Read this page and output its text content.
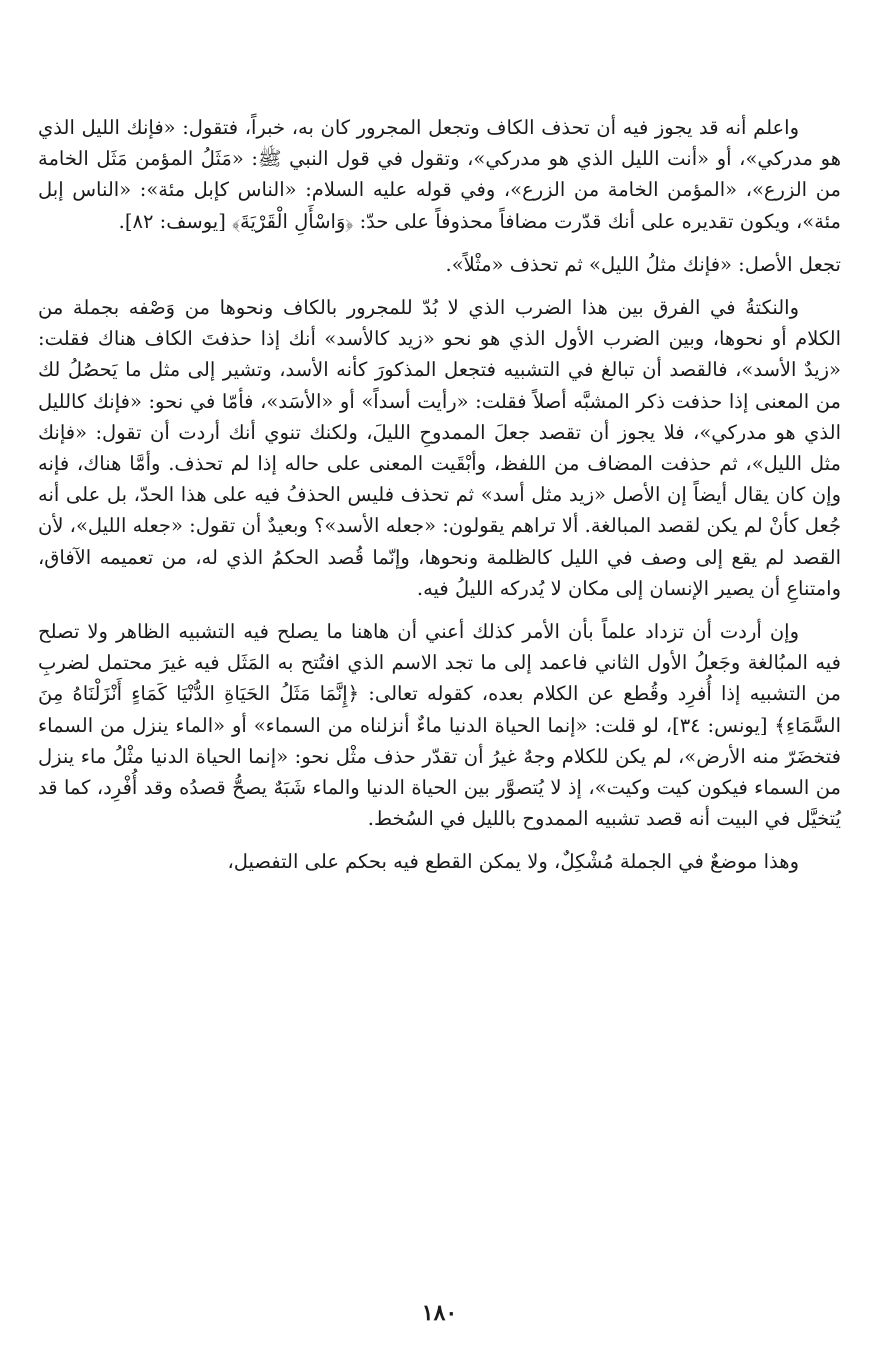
واعلم أنه قد يجوز فيه أن تحذف الكاف وتجعل المجرور كان به، خبراً، فتقول: «فإنك الليل الذي هو مدركي»، أو «أنت الليل الذي هو مدركي»، وتقول في قول النبي ﷺ: «مَثَلُ المؤمن مَثَل الخامة من الزرع»، «المؤمن الخامة من الزرع»، وفي قوله عليه السلام: «الناس كإبل مئة»: «الناس إبل مئة»، ويكون تقديره على أنك قدّرت مضافاً محذوفاً على حدّ: ﴿وَاسْأَلِ الْقَرْيَةَ﴾ [يوسف: ٨٢].

تجعل الأصل: «فإنك مثلُ الليل» ثم تحذف «مثْلاً».

والنكتةُ في الفرق بين هذا الضرب الذي لا بُدّ للمجرور بالكاف ونحوها من وَصْفه بجملة من الكلام أو نحوها، وبين الضرب الأول الذي هو نحو «زيد كالأسد» أنك إذا حذفتَ الكاف هناك فقلت: «زيدٌ الأسد»، فالقصد أن تبالغ في التشبيه فتجعل المذكورَ كأنه الأسد، وتشير إلى مثل ما يَحصُلُ لك من المعنى إذا حذفت ذكر المشبَّه أصلاً فقلت: «رأيت أسداً» أو «الأسَد»، فأمّا في نحو: «فإنك كالليل الذي هو مدركي»، فلا يجوز أن تقصد جعلَ الممدوحِ الليلَ، ولكنك تنوي أنك أردت أن تقول: «فإنك مثل الليل»، ثم حذفت المضاف من اللفظ، وأبْقَيت المعنى على حاله إذا لم تحذف. وأمَّا هناك، فإنه وإن كان يقال أيضاً إن الأصل «زيد مثل أسد» ثم تحذف فليس الحذفُ فيه على هذا الحدّ، بل على أنه جُعل كأنْ لم يكن لقصد المبالغة. ألا تراهم يقولون: «جعله الأسد»؟ وبعيدٌ أن تقول: «جعله الليل»، لأن القصد لم يقع إلى وصف في الليل كالظلمة ونحوها، وإنّما قُصد الحكمُ الذي له، من تعميمه الآفاق، وامتناعِ أن يصير الإنسان إلى مكان لا يُدركه الليلُ فيه.

وإن أردت أن تزداد علماً بأن الأمر كذلك أعني أن هاهنا ما يصلح فيه التشبيه الظاهر ولا تصلح فيه المبُالغة وجَعلُ الأول الثاني فاعمد إلى ما تجد الاسم الذي افتُتح به المَثَل فيه غيرَ محتمل لضربِ من التشبيه إذا أُفرِد وقُطع عن الكلام بعده، كقوله تعالى: ﴿إِنَّمَا مَثَلُ الحَيَاةِ الدُّنْيَا كَمَاءٍ أَنْزَلْنَاهُ مِنَ السَّمَاءِ﴾ [يونس: ٣٤]، لو قلت: «إنما الحياة الدنيا ماءٌ أنزلناه من السماء» أو «الماء ينزل من السماء فتخضَرّ منه الأرض»، لم يكن للكلام وجهٌ غيرُ أن تقدّر حذف مثْل نحو: «إنما الحياة الدنيا مثْلُ ماء ينزل من السماء فيكون كيت وكيت»، إذ لا يُتصوَّر بين الحياة الدنيا والماء شَبَهٌ يصحُّ قصدُه وقد أُفْرِد، كما قد يُتخيَّل في البيت أنه قصد تشبيه الممدوح بالليل في السُخط.

وهذا موضعٌ في الجملة مُشْكِلٌ، ولا يمكن القطع فيه بحكم على التفصيل،

١٨٠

- [DESCRIPTION OF THE TASK] Write out all the entries again, word for word, and print no images.

- [EXERCISE OUTPUT]
Read this page and output its text content.
واعلم أنه قد يجوز فيه أن تحذف الكاف وتجعل المجرور كان به، خبراً، فتقول: «فإنك الليل الذي هو مدركي»، أو «أنت الليل الذي هو مدركي»، وتقول في قول النبي ﷺ: «مَثَلُ المؤمن مَثَل الخامة من الزرع»، «المؤمن الخامة من الزرع»، وفي قوله عليه السلام: «الناس كإبل مئة»: «الناس إبل مئة»، ويكون تقديره على أنك قدّرت مضافاً محذوفاً على حدّ: ﴿وَاسْأَلِ الْقَرْيَةَ﴾ [يوسف: ٨٢].

تجعل الأصل: «فإنك مثلُ الليل» ثم تحذف «مثْلاً».

والنكتةُ في الفرق بين هذا الضرب الذي لا بُدّ للمجرور بالكاف ونحوها من وَصْفه بجملة من الكلام أو نحوها، وبين الضرب الأول الذي هو نحو «زيد كالأسد» أنك إذا حذفتَ الكاف هناك فقلت: «زيدٌ الأسد»، فالقصد أن تبالغ في التشبيه فتجعل المذكورَ كأنه الأسد، وتشير إلى مثل ما يَحصُلُ لك من المعنى إذا حذفت ذكر المشبَّه أصلاً فقلت: «رأيت أسداً» أو «الأسَد»، فأمّا في نحو: «فإنك كالليل الذي هو مدركي»، فلا يجوز أن تقصد جعلَ الممدوحِ الليلَ، ولكنك تنوي أنك أردت أن تقول: «فإنك مثل الليل»، ثم حذفت المضاف من اللفظ، وأبْقَيت المعنى على حاله إذا لم تحذف. وأمَّا هناك، فإنه وإن كان يقال أيضاً إن الأصل «زيد مثل أسد» ثم تحذف فليس الحذفُ فيه على هذا الحدّ، بل على أنه جُعل كأنْ لم يكن لقصد المبالغة. ألا تراهم يقولون: «جعله الأسد»؟ وبعيدٌ أن تقول: «جعله الليل»، لأن القصد لم يقع إلى وصف في الليل كالظلمة ونحوها، وإنّما قُصد الحكمُ الذي له، من تعميمه الآفاق، وامتناعِ أن يصير الإنسان إلى مكان لا يُدركه الليلُ فيه.

وإن أردت أن تزداد علماً بأن الأمر كذلك أعني أن هاهنا ما يصلح فيه التشبيه الظاهر ولا تصلح فيه المبُالغة وجَعلُ الأول الثاني فاعمد إلى ما تجد الاسم الذي افتُتح به المَثَل فيه غيرَ محتمل لضربِ من التشبيه إذا أُفرِد وقُطع عن الكلام بعده، كقوله تعالى: ﴿إِنَّمَا مَثَلُ الحَيَاةِ الدُّنْيَا كَمَاءٍ أَنْزَلْنَاهُ مِنَ السَّمَاءِ﴾ [يونس: ٣٤]، لو قلت: «إنما الحياة الدنيا ماءٌ أنزلناه من السماء» أو «الماء ينزل من السماء فتخضَرّ منه الأرض»، لم يكن للكلام وجهٌ غيرُ أن تقدّر حذف مثْل نحو: «إنما الحياة الدنيا مثْلُ ماء ينزل من السماء فيكون كيت وكيت»، إذ لا يُتصوَّر بين الحياة الدنيا والماء شَبَهٌ يصحُّ قصدُه وقد أُفْرِد، كما قد يُتخيَّل في البيت أنه قصد تشبيه الممدوح بالليل في السُخط.

وهذا موضعٌ في الجملة مُشْكِلٌ، ولا يمكن القطع فيه بحكم على التفصيل،

١٨٠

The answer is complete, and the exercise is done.